## [GIVEN PROBLEM]
Go through the records and copy each line where the word "scores" occurs.

(Extracted data entries)
===

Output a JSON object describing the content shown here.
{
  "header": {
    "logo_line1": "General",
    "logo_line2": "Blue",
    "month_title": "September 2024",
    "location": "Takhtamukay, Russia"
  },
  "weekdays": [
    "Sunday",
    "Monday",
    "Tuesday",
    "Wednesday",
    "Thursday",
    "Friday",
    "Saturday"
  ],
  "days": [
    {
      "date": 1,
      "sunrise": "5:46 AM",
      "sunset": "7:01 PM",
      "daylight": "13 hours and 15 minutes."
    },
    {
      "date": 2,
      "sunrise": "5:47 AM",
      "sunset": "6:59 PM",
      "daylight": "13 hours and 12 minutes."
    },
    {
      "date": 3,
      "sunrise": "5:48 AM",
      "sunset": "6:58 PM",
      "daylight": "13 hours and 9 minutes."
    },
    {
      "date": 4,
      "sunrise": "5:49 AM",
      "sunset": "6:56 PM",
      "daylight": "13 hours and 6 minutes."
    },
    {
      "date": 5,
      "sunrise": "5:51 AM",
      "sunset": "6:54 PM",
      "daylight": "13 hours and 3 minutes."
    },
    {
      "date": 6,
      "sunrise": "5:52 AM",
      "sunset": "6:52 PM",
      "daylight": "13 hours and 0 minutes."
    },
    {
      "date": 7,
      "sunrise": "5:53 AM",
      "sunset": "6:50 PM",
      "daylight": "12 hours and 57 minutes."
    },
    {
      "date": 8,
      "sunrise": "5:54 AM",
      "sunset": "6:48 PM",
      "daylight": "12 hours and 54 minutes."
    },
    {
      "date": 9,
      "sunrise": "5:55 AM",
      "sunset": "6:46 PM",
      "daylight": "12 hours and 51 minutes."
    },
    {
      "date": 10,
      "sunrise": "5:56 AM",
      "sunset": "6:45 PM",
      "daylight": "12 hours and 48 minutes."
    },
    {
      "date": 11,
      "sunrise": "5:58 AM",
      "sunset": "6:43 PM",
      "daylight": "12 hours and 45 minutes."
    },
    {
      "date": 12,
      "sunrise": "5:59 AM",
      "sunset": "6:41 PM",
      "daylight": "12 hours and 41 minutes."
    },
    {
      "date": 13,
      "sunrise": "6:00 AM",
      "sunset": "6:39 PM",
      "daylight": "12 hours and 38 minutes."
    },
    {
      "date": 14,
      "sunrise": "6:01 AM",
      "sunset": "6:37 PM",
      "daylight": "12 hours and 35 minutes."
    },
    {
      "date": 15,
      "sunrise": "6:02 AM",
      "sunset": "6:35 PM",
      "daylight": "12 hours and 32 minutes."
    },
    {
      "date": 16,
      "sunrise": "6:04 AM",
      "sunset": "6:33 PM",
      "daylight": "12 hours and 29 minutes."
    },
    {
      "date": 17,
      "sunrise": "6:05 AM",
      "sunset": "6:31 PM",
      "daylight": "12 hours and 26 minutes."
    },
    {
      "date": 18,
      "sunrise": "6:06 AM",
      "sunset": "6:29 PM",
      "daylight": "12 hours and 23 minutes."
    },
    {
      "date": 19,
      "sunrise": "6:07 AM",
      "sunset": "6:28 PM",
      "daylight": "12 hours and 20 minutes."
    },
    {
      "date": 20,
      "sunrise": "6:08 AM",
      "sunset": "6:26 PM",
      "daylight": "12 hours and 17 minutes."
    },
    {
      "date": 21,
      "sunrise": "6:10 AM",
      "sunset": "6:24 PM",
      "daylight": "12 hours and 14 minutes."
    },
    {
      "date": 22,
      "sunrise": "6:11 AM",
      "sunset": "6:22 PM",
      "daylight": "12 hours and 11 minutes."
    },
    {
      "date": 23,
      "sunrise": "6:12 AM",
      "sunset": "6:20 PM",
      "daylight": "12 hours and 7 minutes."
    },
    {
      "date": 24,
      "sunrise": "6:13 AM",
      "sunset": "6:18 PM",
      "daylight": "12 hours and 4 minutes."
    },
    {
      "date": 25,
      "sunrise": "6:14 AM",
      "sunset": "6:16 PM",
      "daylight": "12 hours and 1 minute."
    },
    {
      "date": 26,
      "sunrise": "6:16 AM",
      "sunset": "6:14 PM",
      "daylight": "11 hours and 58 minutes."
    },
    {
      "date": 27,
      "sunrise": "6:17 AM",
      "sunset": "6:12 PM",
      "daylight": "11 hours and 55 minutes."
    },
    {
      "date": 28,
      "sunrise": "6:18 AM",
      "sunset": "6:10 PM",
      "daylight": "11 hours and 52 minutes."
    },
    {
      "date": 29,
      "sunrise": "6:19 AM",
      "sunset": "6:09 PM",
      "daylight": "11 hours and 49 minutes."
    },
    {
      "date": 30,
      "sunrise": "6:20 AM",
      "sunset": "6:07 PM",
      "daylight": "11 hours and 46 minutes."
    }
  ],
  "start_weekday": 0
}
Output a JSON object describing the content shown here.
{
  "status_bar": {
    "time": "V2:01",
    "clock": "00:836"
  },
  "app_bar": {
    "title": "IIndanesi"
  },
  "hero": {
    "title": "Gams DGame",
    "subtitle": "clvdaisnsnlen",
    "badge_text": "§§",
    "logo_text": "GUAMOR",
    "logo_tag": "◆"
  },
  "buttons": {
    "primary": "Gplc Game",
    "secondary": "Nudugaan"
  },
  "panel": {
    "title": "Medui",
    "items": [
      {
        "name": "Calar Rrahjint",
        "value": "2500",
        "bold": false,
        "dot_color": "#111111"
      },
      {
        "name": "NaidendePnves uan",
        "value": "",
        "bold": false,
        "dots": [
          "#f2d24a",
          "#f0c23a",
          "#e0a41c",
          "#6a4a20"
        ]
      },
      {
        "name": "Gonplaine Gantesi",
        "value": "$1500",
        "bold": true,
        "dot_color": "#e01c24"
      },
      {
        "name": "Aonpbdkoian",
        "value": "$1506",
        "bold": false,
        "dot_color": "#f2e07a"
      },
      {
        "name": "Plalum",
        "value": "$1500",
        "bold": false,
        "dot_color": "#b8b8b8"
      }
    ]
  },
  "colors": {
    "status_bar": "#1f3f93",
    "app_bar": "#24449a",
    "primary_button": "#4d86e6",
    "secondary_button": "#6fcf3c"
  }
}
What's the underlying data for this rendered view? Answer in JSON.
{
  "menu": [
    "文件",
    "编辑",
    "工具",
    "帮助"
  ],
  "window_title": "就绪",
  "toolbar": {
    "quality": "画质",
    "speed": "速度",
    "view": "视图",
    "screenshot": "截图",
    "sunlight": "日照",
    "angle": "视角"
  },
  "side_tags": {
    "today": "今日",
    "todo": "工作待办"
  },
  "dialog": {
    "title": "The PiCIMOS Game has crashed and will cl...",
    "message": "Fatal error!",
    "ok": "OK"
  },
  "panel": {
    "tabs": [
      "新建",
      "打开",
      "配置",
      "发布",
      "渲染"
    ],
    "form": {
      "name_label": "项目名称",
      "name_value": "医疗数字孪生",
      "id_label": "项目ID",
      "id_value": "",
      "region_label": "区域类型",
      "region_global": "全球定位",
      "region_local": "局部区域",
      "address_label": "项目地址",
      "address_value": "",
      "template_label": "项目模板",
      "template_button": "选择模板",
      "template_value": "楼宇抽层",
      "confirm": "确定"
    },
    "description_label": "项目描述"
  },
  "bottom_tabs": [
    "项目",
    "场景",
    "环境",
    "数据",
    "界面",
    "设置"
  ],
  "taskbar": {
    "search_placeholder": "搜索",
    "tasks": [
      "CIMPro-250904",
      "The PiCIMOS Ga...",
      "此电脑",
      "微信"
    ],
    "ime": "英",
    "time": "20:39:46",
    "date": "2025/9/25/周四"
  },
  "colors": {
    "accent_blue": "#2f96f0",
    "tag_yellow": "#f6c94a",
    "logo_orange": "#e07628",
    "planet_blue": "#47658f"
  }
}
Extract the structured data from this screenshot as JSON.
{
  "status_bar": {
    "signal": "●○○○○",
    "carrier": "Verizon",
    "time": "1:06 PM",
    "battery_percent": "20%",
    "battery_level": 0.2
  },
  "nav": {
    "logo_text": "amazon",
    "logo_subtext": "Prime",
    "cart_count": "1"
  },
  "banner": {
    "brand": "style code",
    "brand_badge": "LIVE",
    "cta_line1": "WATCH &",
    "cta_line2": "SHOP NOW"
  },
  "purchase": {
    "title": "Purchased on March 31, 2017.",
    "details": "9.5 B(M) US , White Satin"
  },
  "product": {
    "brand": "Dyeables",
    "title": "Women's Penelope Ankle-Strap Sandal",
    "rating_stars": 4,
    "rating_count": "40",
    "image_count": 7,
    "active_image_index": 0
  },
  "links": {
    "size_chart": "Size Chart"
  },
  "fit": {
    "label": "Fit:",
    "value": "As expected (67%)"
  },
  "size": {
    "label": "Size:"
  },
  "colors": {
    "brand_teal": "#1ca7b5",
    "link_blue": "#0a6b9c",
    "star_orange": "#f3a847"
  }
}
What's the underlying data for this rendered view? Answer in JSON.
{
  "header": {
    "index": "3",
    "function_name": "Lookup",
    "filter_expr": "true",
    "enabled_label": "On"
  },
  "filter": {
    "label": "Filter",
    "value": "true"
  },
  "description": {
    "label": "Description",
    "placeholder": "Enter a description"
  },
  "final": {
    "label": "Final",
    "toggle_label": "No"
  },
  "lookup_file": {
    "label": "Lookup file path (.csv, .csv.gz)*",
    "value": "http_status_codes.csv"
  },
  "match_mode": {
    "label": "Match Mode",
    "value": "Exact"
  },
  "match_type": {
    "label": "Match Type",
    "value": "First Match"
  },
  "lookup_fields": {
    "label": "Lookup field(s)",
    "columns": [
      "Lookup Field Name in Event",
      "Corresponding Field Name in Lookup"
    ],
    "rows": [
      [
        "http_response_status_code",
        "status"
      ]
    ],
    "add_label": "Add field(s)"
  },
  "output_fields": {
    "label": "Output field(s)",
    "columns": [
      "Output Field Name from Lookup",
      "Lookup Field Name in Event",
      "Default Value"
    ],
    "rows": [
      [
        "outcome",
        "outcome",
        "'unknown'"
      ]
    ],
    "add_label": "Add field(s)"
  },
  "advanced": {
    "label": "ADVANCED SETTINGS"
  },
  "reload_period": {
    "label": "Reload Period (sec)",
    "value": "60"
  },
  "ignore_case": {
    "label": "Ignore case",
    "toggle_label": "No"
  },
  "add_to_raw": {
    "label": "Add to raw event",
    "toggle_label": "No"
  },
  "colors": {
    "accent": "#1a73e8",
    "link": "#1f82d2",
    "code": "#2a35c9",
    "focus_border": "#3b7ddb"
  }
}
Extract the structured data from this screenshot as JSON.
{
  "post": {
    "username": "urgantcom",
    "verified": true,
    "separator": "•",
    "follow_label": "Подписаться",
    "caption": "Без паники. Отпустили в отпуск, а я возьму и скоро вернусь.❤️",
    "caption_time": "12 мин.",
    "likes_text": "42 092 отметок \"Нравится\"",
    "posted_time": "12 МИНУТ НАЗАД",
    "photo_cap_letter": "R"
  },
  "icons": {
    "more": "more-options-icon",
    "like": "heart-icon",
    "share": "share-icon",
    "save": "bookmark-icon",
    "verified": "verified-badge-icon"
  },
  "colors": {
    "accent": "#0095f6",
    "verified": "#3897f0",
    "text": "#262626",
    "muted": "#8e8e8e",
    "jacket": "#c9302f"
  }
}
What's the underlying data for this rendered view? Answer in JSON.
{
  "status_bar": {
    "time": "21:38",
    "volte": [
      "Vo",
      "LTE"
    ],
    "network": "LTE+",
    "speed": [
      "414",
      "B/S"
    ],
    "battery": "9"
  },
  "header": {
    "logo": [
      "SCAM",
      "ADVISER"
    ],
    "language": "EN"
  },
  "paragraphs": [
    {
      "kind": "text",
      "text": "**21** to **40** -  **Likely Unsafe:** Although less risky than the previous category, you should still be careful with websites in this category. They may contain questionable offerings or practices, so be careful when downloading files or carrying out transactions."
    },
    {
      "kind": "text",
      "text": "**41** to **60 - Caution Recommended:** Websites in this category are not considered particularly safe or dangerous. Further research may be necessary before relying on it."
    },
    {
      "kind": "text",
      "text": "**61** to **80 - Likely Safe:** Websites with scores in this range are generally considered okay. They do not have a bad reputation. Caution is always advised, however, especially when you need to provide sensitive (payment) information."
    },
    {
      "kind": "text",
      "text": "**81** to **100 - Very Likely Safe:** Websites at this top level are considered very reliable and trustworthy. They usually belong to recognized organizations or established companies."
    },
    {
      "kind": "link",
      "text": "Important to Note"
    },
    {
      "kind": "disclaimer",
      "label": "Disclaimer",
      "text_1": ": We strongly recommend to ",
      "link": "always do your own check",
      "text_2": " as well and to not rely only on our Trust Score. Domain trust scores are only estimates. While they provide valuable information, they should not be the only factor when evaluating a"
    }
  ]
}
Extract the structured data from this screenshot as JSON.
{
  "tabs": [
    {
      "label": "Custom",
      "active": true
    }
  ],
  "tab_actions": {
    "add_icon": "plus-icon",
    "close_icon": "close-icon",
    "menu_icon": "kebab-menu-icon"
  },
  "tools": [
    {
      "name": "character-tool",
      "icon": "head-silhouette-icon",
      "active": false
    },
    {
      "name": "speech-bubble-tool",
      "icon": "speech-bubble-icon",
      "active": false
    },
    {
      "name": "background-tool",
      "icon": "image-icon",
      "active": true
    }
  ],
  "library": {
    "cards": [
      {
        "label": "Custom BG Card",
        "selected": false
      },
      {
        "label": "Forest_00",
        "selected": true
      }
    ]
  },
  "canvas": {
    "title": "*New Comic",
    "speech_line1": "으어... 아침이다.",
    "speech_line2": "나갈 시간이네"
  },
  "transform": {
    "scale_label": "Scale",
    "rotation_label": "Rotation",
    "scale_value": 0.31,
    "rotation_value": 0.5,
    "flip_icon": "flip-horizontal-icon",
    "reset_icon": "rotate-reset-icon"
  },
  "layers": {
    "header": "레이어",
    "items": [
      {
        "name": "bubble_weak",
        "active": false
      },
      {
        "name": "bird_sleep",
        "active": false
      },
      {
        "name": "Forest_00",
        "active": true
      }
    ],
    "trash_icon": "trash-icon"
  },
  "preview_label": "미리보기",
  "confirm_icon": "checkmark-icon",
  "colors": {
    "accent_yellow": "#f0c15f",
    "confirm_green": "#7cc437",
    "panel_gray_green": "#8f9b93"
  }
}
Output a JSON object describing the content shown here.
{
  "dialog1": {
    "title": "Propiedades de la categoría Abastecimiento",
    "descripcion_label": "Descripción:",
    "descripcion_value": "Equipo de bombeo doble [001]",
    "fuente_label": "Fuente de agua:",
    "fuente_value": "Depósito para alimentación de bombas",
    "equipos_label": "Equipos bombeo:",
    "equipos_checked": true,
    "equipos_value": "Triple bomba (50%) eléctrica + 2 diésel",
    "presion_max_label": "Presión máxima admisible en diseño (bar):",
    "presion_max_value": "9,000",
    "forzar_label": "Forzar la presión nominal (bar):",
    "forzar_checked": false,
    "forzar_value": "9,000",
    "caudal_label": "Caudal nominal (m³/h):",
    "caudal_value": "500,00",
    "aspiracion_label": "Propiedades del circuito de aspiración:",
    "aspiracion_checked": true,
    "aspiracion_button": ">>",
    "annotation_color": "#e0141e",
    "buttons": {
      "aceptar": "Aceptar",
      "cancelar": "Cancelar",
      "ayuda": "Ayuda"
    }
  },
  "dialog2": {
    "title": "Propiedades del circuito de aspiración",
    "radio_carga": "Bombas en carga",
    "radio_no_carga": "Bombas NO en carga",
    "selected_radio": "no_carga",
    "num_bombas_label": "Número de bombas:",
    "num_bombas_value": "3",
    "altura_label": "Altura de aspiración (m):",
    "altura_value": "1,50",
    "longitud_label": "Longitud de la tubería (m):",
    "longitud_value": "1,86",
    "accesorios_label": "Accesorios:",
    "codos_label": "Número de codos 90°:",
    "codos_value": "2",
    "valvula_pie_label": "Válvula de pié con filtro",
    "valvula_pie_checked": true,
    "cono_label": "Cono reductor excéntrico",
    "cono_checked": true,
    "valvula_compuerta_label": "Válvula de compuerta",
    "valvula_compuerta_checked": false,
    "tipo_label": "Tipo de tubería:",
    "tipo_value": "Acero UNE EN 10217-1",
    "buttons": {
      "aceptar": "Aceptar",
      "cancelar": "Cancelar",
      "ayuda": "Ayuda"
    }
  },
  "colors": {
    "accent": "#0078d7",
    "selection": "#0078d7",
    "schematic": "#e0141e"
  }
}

===

## [PROBLEM SOLUTION]
      "text": "**61** to **80 - Likely Safe:** Websites with scores in this range are generally considered okay. They do not have a bad reputation. Caution is always advised, however, especially when you need to provide sensitive (payment) information."
      "text_2": " as well and to not rely only on our Trust Score. Domain trust scores are only estimates. While they provide valuable information, they should not be the only factor when evaluating a"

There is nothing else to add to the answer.